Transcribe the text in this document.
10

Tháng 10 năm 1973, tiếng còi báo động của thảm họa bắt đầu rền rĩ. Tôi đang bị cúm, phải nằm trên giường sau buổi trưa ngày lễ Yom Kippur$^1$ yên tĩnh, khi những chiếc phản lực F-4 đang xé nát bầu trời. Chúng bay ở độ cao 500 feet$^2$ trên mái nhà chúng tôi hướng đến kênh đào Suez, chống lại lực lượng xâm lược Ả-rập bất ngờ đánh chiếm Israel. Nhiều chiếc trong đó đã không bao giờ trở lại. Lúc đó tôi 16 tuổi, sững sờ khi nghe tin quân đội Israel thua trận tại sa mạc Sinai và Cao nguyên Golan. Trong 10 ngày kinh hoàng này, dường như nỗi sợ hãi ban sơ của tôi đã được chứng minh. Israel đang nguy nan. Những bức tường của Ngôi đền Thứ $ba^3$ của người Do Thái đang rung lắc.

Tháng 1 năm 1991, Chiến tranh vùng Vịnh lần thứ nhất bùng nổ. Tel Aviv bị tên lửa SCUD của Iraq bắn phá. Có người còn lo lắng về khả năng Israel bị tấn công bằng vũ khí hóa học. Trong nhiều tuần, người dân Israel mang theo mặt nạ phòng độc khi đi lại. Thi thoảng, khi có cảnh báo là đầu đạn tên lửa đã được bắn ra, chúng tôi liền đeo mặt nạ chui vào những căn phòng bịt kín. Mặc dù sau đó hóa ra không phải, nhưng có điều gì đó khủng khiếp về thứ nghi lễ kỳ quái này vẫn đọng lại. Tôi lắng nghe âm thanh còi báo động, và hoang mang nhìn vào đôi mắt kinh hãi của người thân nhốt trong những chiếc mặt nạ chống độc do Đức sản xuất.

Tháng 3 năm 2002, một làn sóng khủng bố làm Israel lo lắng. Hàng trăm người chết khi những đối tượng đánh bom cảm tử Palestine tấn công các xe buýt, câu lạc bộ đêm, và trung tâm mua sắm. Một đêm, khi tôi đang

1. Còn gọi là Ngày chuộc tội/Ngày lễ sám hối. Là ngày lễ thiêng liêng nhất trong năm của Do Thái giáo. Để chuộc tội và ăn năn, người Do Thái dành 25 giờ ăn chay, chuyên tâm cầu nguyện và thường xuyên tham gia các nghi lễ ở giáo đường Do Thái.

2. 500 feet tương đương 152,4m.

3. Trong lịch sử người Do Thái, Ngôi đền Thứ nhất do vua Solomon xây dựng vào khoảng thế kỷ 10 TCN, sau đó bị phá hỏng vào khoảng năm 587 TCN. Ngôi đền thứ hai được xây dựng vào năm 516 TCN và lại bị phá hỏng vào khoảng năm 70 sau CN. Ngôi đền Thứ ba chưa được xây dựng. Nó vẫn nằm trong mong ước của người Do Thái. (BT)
——————
**PROBLEM TO SOLVE**
Copy each line of the entries that includes the word "không".

**EXPECTED ANSWER**
Tháng 10 năm 1973, tiếng còi báo động của thảm họa bắt đầu rền rĩ. Tôi đang bị cúm, phải nằm trên giường sau buổi trưa ngày lễ Yom Kippur$^1$ yên tĩnh, khi những chiếc phản lực F-4 đang xé nát bầu trời. Chúng bay ở độ cao 500 feet$^2$ trên mái nhà chúng tôi hướng đến kênh đào Suez, chống lại lực lượng xâm lược Ả-rập bất ngờ đánh chiếm Israel. Nhiều chiếc trong đó đã không bao giờ trở lại. Lúc đó tôi 16 tuổi, sững sờ khi nghe tin quân đội Israel thua trận tại sa mạc Sinai và Cao nguyên Golan. Trong 10 ngày kinh hoàng này, dường như nỗi sợ hãi ban sơ của tôi đã được chứng minh. Israel đang nguy nan. Những bức tường của Ngôi đền Thứ $ba^3$ của người Do Thái đang rung lắc.
Tháng 1 năm 1991, Chiến tranh vùng Vịnh lần thứ nhất bùng nổ. Tel Aviv bị tên lửa SCUD của Iraq bắn phá. Có người còn lo lắng về khả năng Israel bị tấn công bằng vũ khí hóa học. Trong nhiều tuần, người dân Israel mang theo mặt nạ phòng độc khi đi lại. Thi thoảng, khi có cảnh báo là đầu đạn tên lửa đã được bắn ra, chúng tôi liền đeo mặt nạ chui vào những căn phòng bịt kín. Mặc dù sau đó hóa ra không phải, nhưng có điều gì đó khủng khiếp về thứ nghi lễ kỳ quái này vẫn đọng lại. Tôi lắng nghe âm thanh còi báo động, và hoang mang nhìn vào đôi mắt kinh hãi của người thân nhốt trong những chiếc mặt nạ chống độc do Đức sản xuất.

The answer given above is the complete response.